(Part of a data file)
..............................

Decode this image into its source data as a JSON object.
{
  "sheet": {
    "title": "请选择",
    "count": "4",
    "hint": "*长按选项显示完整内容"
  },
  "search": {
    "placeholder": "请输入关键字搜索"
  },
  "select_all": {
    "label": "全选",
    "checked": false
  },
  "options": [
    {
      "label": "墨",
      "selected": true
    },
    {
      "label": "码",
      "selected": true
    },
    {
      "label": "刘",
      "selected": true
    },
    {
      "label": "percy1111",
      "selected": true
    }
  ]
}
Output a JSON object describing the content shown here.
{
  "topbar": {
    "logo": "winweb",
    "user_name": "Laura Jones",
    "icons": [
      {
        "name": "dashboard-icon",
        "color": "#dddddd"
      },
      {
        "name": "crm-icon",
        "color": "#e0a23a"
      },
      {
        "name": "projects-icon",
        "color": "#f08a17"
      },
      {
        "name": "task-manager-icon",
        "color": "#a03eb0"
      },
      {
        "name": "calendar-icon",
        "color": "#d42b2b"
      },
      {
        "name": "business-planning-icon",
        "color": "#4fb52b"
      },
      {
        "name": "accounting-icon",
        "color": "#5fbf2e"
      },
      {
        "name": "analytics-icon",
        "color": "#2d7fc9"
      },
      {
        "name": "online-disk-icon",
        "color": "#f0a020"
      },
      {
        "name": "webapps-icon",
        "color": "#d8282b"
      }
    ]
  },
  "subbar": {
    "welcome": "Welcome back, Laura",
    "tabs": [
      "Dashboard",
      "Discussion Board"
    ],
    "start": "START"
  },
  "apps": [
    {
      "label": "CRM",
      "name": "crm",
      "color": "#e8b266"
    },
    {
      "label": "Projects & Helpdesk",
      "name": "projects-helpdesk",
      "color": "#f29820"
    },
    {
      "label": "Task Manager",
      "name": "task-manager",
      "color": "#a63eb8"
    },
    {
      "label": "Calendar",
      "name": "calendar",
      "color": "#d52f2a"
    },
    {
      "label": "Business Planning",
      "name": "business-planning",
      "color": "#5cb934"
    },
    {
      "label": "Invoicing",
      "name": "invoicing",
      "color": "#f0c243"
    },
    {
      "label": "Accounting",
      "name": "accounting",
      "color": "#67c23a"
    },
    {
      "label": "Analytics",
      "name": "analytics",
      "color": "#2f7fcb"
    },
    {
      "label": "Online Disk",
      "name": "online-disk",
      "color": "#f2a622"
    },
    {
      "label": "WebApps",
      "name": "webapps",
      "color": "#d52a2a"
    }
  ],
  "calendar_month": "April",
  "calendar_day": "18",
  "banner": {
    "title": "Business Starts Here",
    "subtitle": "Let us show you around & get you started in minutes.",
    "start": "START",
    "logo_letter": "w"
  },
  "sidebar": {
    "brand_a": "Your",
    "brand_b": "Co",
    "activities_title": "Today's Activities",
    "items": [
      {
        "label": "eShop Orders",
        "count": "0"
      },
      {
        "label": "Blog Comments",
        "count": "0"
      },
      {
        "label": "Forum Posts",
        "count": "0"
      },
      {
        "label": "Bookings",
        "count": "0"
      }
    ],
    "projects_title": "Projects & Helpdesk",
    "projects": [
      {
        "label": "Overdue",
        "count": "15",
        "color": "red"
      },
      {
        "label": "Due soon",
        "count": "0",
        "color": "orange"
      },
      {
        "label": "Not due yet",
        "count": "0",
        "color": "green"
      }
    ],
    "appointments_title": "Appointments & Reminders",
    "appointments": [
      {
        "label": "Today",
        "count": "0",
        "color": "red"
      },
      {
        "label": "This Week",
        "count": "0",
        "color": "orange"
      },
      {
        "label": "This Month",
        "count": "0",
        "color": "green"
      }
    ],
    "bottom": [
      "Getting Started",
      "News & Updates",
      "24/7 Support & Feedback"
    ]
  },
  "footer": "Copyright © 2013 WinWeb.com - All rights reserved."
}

..............................

**What is needed**
Every line of the material must be returned exactly as it appears.

**Result for this exercise**
Decode this image into its source data as a JSON object.
{
  "sheet": {
    "title": "请选择",
    "count": "4",
    "hint": "*长按选项显示完整内容"
  },
  "search": {
    "placeholder": "请输入关键字搜索"
  },
  "select_all": {
    "label": "全选",
    "checked": false
  },
  "options": [
    {
      "label": "墨",
      "selected": true
    },
    {
      "label": "码",
      "selected": true
    },
    {
      "label": "刘",
      "selected": true
    },
    {
      "label": "percy1111",
      "selected": true
    }
  ]
}
Output a JSON object describing the content shown here.
{
  "topbar": {
    "logo": "winweb",
    "user_name": "Laura Jones",
    "icons": [
      {
        "name": "dashboard-icon",
        "color": "#dddddd"
      },
      {
        "name": "crm-icon",
        "color": "#e0a23a"
      },
      {
        "name": "projects-icon",
        "color": "#f08a17"
      },
      {
        "name": "task-manager-icon",
        "color": "#a03eb0"
      },
      {
        "name": "calendar-icon",
        "color": "#d42b2b"
      },
      {
        "name": "business-planning-icon",
        "color": "#4fb52b"
      },
      {
        "name": "accounting-icon",
        "color": "#5fbf2e"
      },
      {
        "name": "analytics-icon",
        "color": "#2d7fc9"
      },
      {
        "name": "online-disk-icon",
        "color": "#f0a020"
      },
      {
        "name": "webapps-icon",
        "color": "#d8282b"
      }
    ]
  },
  "subbar": {
    "welcome": "Welcome back, Laura",
    "tabs": [
      "Dashboard",
      "Discussion Board"
    ],
    "start": "START"
  },
  "apps": [
    {
      "label": "CRM",
      "name": "crm",
      "color": "#e8b266"
    },
    {
      "label": "Projects & Helpdesk",
      "name": "projects-helpdesk",
      "color": "#f29820"
    },
    {
      "label": "Task Manager",
      "name": "task-manager",
      "color": "#a63eb8"
    },
    {
      "label": "Calendar",
      "name": "calendar",
      "color": "#d52f2a"
    },
    {
      "label": "Business Planning",
      "name": "business-planning",
      "color": "#5cb934"
    },
    {
      "label": "Invoicing",
      "name": "invoicing",
      "color": "#f0c243"
    },
    {
      "label": "Accounting",
      "name": "accounting",
      "color": "#67c23a"
    },
    {
      "label": "Analytics",
      "name": "analytics",
      "color": "#2f7fcb"
    },
    {
      "label": "Online Disk",
      "name": "online-disk",
      "color": "#f2a622"
    },
    {
      "label": "WebApps",
      "name": "webapps",
      "color": "#d52a2a"
    }
  ],
  "calendar_month": "April",
  "calendar_day": "18",
  "banner": {
    "title": "Business Starts Here",
    "subtitle": "Let us show you around & get you started in minutes.",
    "start": "START",
    "logo_letter": "w"
  },
  "sidebar": {
    "brand_a": "Your",
    "brand_b": "Co",
    "activities_title": "Today's Activities",
    "items": [
      {
        "label": "eShop Orders",
        "count": "0"
      },
      {
        "label": "Blog Comments",
        "count": "0"
      },
      {
        "label": "Forum Posts",
        "count": "0"
      },
      {
        "label": "Bookings",
        "count": "0"
      }
    ],
    "projects_title": "Projects & Helpdesk",
    "projects": [
      {
        "label": "Overdue",
        "count": "15",
        "color": "red"
      },
      {
        "label": "Due soon",
        "count": "0",
        "color": "orange"
      },
      {
        "label": "Not due yet",
        "count": "0",
        "color": "green"
      }
    ],
    "appointments_title": "Appointments & Reminders",
    "appointments": [
      {
        "label": "Today",
        "count": "0",
        "color": "red"
      },
      {
        "label": "This Week",
        "count": "0",
        "color": "orange"
      },
      {
        "label": "This Month",
        "count": "0",
        "color": "green"
      }
    ],
    "bottom": [
      "Getting Started",
      "News & Updates",
      "24/7 Support & Feedback"
    ]
  },
  "footer": "Copyright © 2013 WinWeb.com - All rights reserved."
}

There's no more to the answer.